* Goal
Copy only those lines which run from the line containing "What text is on this page?" to the end of the entries below, both inclusive, exactly as written and with no pictures.

* Stored records
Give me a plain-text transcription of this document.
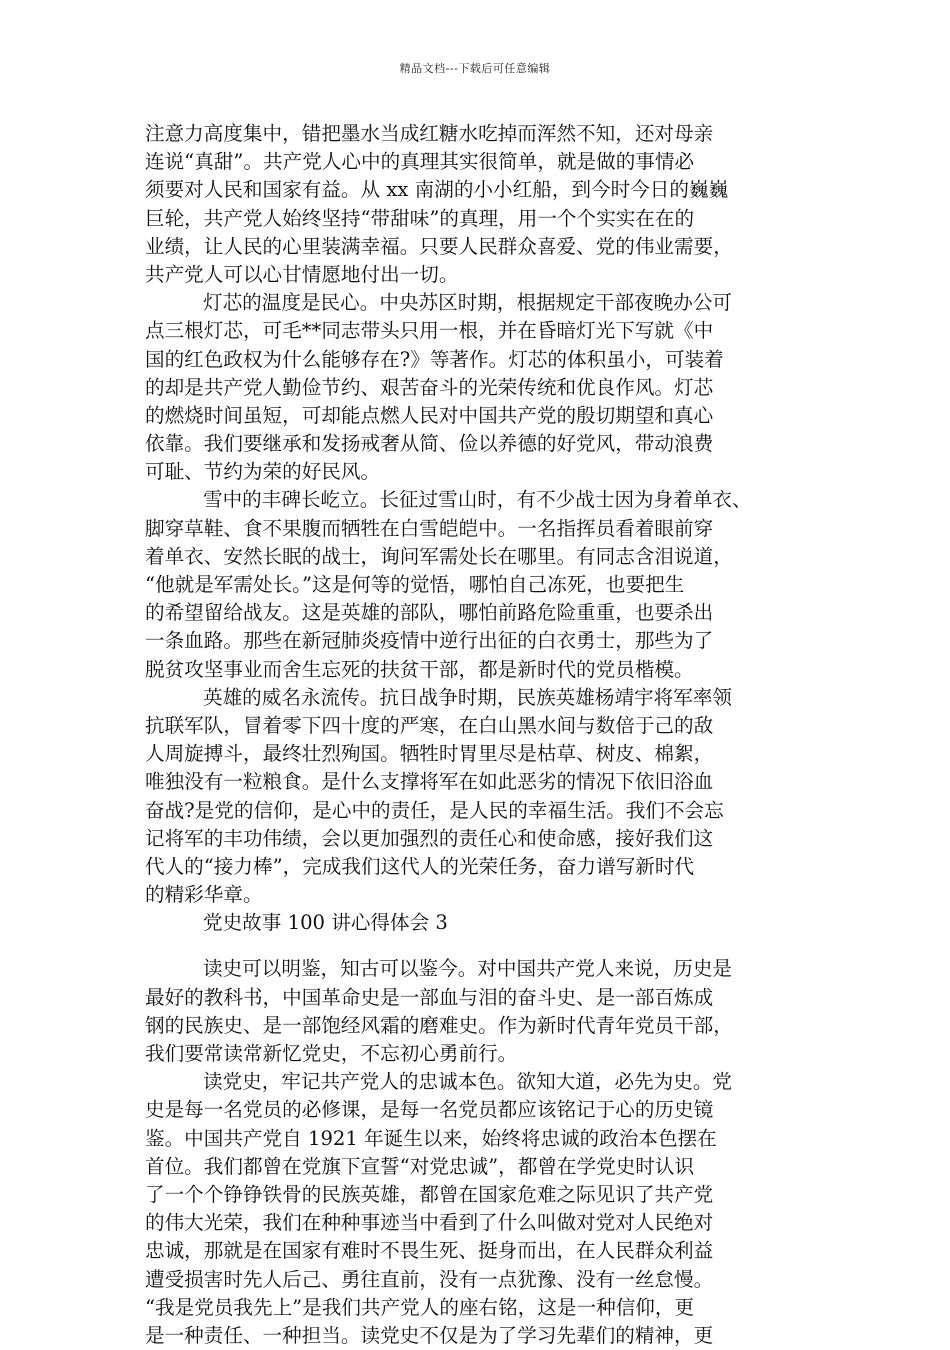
精品文档---下载后可任意编辑
注意力高度集中，错把墨水当成红糖水吃掉而浑然不知，还对母亲
连说“真甜”。共产党人心中的真理其实很简单，就是做的事情必
须要对人民和国家有益。从 xx 南湖的小小红船，到今时今日的巍巍
巨轮，共产党人始终坚持“带甜味”的真理，用一个个实实在在的
业绩，让人民的心里装满幸福。只要人民群众喜爱、党的伟业需要，
共产党人可以心甘情愿地付出一切。
灯芯的温度是民心。中央苏区时期，根据规定干部夜晚办公可
点三根灯芯，可毛**同志带头只用一根，并在昏暗灯光下写就《中
国的红色政权为什么能够存在?》等著作。灯芯的体积虽小，可装着
的却是共产党人勤俭节约、艰苦奋斗的光荣传统和优良作风。灯芯
的燃烧时间虽短，可却能点燃人民对中国共产党的殷切期望和真心
依靠。我们要继承和发扬戒奢从简、俭以养德的好党风，带动浪费
可耻、节约为荣的好民风。
雪中的丰碑长屹立。长征过雪山时，有不少战士因为身着单衣、
脚穿草鞋、食不果腹而牺牲在白雪皑皑中。一名指挥员看着眼前穿
着单衣、安然长眠的战士，询问军需处长在哪里。有同志含泪说道，
“他就是军需处长。”这是何等的觉悟，哪怕自己冻死，也要把生
的希望留给战友。这是英雄的部队，哪怕前路危险重重，也要杀出
一条血路。那些在新冠肺炎疫情中逆行出征的白衣勇士，那些为了
脱贫攻坚事业而舍生忘死的扶贫干部，都是新时代的党员楷模。
英雄的威名永流传。抗日战争时期，民族英雄杨靖宇将军率领
抗联军队，冒着零下四十度的严寒，在白山黑水间与数倍于己的敌
人周旋搏斗，最终壮烈殉国。牺牲时胃里尽是枯草、树皮、棉絮，
唯独没有一粒粮食。是什么支撑将军在如此恶劣的情况下依旧浴血
奋战?是党的信仰，是心中的责任，是人民的幸福生活。我们不会忘
记将军的丰功伟绩，会以更加强烈的责任心和使命感，接好我们这
代人的“接力棒”，完成我们这代人的光荣任务，奋力谱写新时代
的精彩华章。
党史故事 100 讲心得体会 3
读史可以明鉴，知古可以鉴今。对中国共产党人来说，历史是
最好的教科书，中国革命史是一部血与泪的奋斗史、是一部百炼成
钢的民族史、是一部饱经风霜的磨难史。作为新时代青年党员干部，
我们要常读常新忆党史，不忘初心勇前行。
读党史，牢记共产党人的忠诚本色。欲知大道，必先为史。党
史是每一名党员的必修课，是每一名党员都应该铭记于心的历史镜
鉴。中国共产党自 1921 年诞生以来，始终将忠诚的政治本色摆在
首位。我们都曾在党旗下宣誓“对党忠诚”，都曾在学党史时认识
了一个个铮铮铁骨的民族英雄，都曾在国家危难之际见识了共产党
的伟大光荣，我们在种种事迹当中看到了什么叫做对党对人民绝对
忠诚，那就是在国家有难时不畏生死、挺身而出，在人民群众利益
遭受损害时先人后己、勇往直前，没有一点犹豫、没有一丝怠慢。
“我是党员我先上”是我们共产党人的座右铭，这是一种信仰，更
是一种责任、一种担当。读党史不仅是为了学习先辈们的精神，更
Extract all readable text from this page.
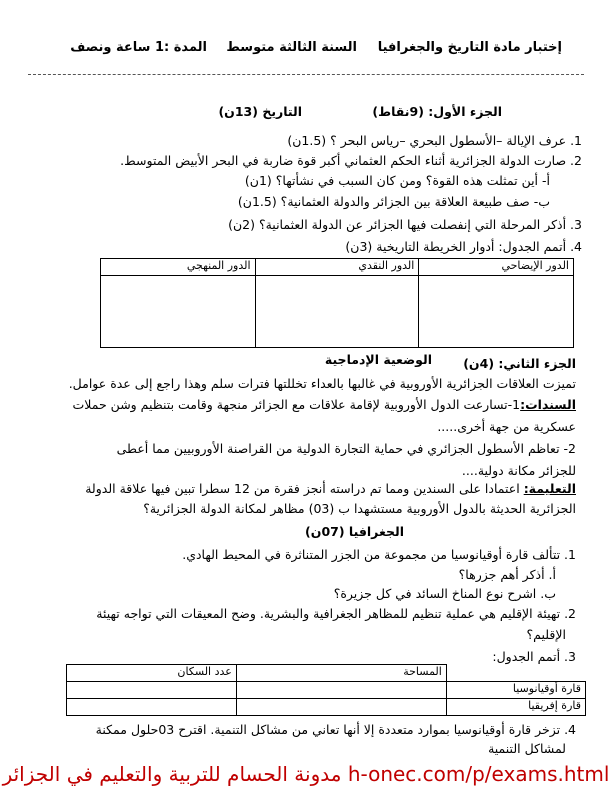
إختبار مادة التاريخ والجغرافيا
السنة الثالثة متوسط
المدة :1 ساعة ونصف
الجزء الأول: (9نقاط)
التاريخ (13ن)
1. عرف الإيالة –الأسطول البحري –رياس البحر ؟ (1.5ن)
2. صارت الدولة الجزائرية أثناء الحكم العثماني أكبر قوة ضاربة في البحر الأبيض المتوسط.
أ- أين تمثلت هذه القوة؟ ومن كان السبب في نشأتها؟ (1ن)
ب- صف طبيعة العلاقة بين الجزائر والدولة العثمانية؟ (1.5ن)
3. أذكر المرحلة التي إنفصلت فيها الجزائر عن الدولة العثمانية؟ (2ن)
4. أتمم الجدول: أدوار الخريطة التاريخية (3ن)
الدور الإيضاحي	الدور النقدي	الدور المنهجي

الجزء الثاني: (4ن)
الوضعية الإدماجية
تميزت العلاقات الجزائرية الأوروبية في غالبها بالعداء تخللتها فترات سلم وهذا راجع إلى عدة عوامل.
السندات:1-تسارعت الدول الأوروبية لإقامة علاقات مع الجزائر منجهة وقامت بتنظيم وشن حملات
عسكرية من جهة أخرى.....
2- تعاظم الأسطول الجزائري في حماية التجارة الدولية من القراصنة الأوروبيين مما أعطى
للجزائر مكانة دولية....
التعليمة: اعتمادا على السندين ومما تم دراسته أنجز فقرة من 12 سطرا تبين فيها علاقة الدولة
الجزائرية الحديثة بالدول الأوروبية مستشهدا ب (03) مظاهر لمكانة الدولة الجزائرية؟
الجغرافيا (07ن)
1. تتألف قارة أوقيانوسيا من مجموعة من الجزر المتناثرة في المحيط الهادي.
أ. أذكر أهم جزرها؟
ب. اشرح نوع المناخ السائد في كل جزيرة؟
2. تهيئة الإقليم هي عملية تنظيم للمظاهر الجغرافية والبشرية. وضح المعيقات التي تواجه تهيئة
الإقليم؟
3. أتمم الجدول:
	المساحة	عدد السكان
قارة أوقيانوسيا		
قارة إفريقيا		
4. تزخر قارة أوقيانوسيا بموارد متعددة إلا أنها تعاني من مشاكل التنمية. اقترح 03حلول ممكنة
لمشاكل التنمية
h-onec.com/p/exams.html مدونة الحسام للتربية والتعليم في الجزائر
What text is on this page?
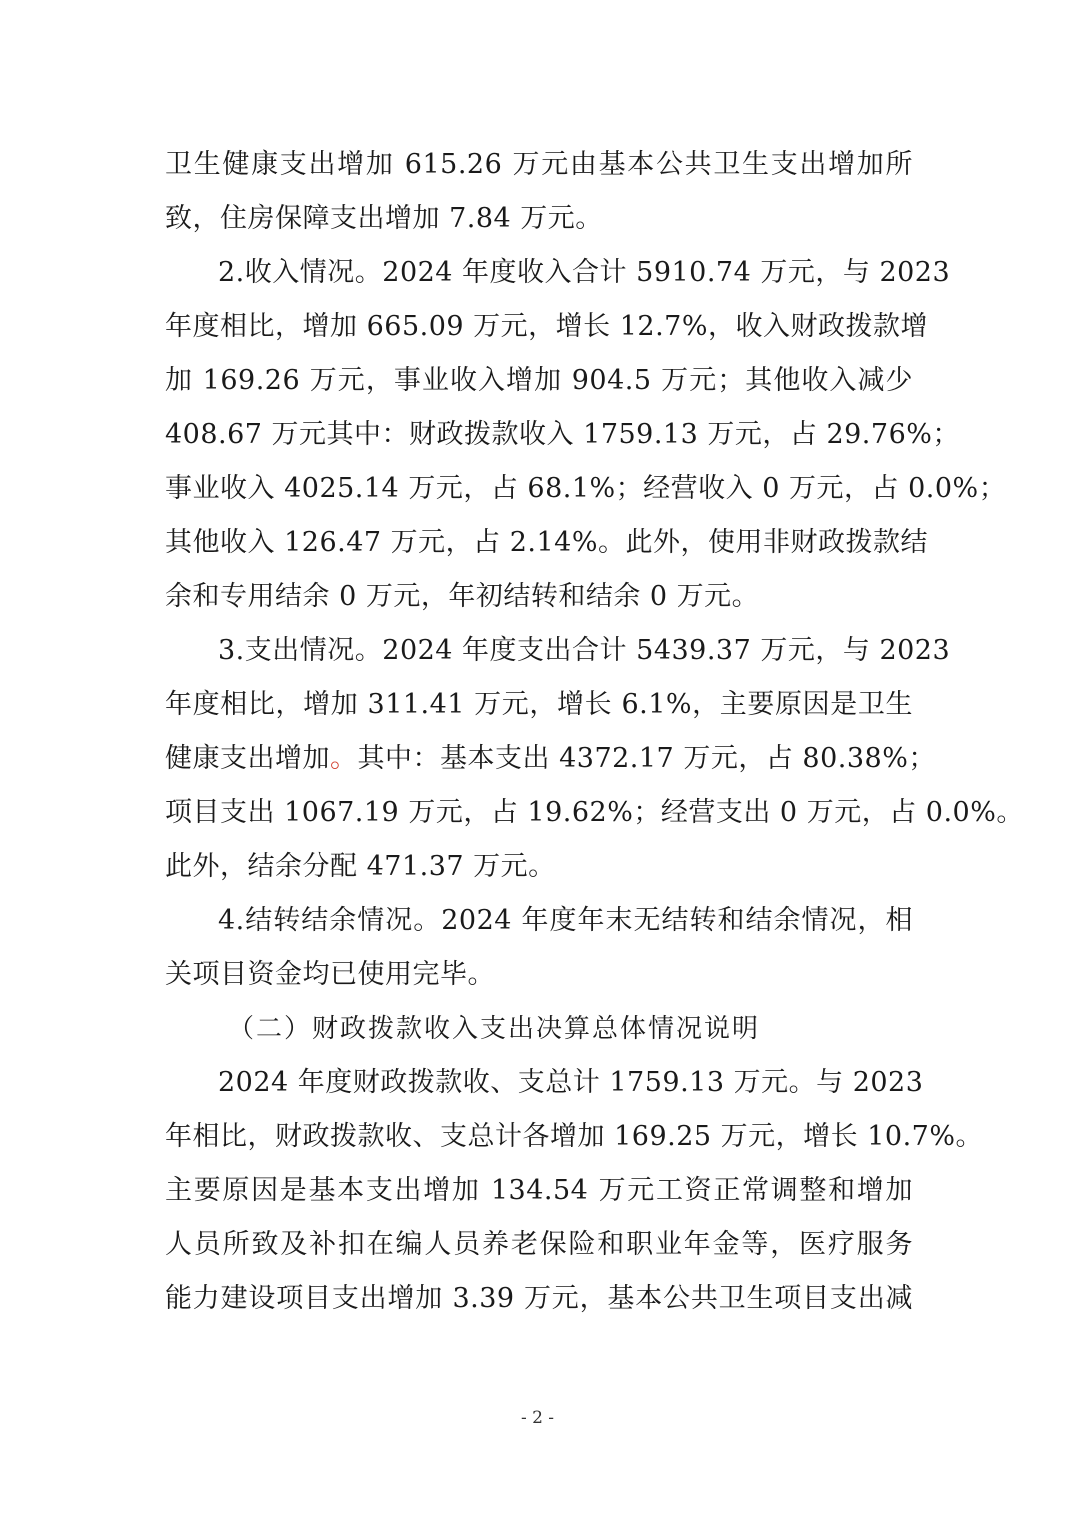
卫生健康支出增加 615.26 万元由基本公共卫生支出增加所
致，住房保障支出增加 7.84 万元。
2.收入情况。2024 年度收入合计 5910.74 万元，与 2023
年度相比，增加 665.09 万元，增长 12.7%，收入财政拨款增
加 169.26 万元，事业收入增加 904.5 万元；其他收入减少
408.67 万元其中：财政拨款收入 1759.13 万元，占 29.76%；
事业收入 4025.14 万元，占 68.1%；经营收入 0 万元，占 0.0%；
其他收入 126.47 万元，占 2.14%。此外，使用非财政拨款结
余和专用结余 0 万元，年初结转和结余 0 万元。
3.支出情况。2024 年度支出合计 5439.37 万元，与 2023
年度相比，增加 311.41 万元，增长 6.1%，主要原因是卫生
健康支出增加。 其中：基本支出 4372.17 万元，占 80.38%；
项目支出 1067.19 万元，占 19.62%；经营支出 0 万元，占 0.0%。
此外，结余分配 471.37 万元。
4.结转结余情况。2024 年度年末无结转和结余情况，相
关项目资金均已使用完毕。
（二）财政拨款收入支出决算总体情况说明
2024 年度财政拨款收、支总计 1759.13 万元。与 2023
年相比，财政拨款收、支总计各增加 169.25 万元，增长 10.7%。
主要原因是基本支出增加 134.54 万元工资正常调整和增加
人员所致及补扣在编人员养老保险和职业年金等，医疗服务
能力建设项目支出增加 3.39 万元，基本公共卫生项目支出减
- 2 -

* Exercise answer
What text is on this page?
卫生健康支出增加 615.26 万元由基本公共卫生支出增加所
致，住房保障支出增加 7.84 万元。
2.收入情况。2024 年度收入合计 5910.74 万元，与 2023
年度相比，增加 665.09 万元，增长 12.7%，收入财政拨款增
加 169.26 万元，事业收入增加 904.5 万元；其他收入减少
408.67 万元其中：财政拨款收入 1759.13 万元，占 29.76%；
事业收入 4025.14 万元，占 68.1%；经营收入 0 万元，占 0.0%；
其他收入 126.47 万元，占 2.14%。此外，使用非财政拨款结
余和专用结余 0 万元，年初结转和结余 0 万元。
3.支出情况。2024 年度支出合计 5439.37 万元，与 2023
年度相比，增加 311.41 万元，增长 6.1%，主要原因是卫生
健康支出增加。 其中：基本支出 4372.17 万元，占 80.38%；
项目支出 1067.19 万元，占 19.62%；经营支出 0 万元，占 0.0%。
此外，结余分配 471.37 万元。
4.结转结余情况。2024 年度年末无结转和结余情况，相
关项目资金均已使用完毕。
（二）财政拨款收入支出决算总体情况说明
2024 年度财政拨款收、支总计 1759.13 万元。与 2023
年相比，财政拨款收、支总计各增加 169.25 万元，增长 10.7%。
主要原因是基本支出增加 134.54 万元工资正常调整和增加
人员所致及补扣在编人员养老保险和职业年金等，医疗服务
能力建设项目支出增加 3.39 万元，基本公共卫生项目支出减
- 2 -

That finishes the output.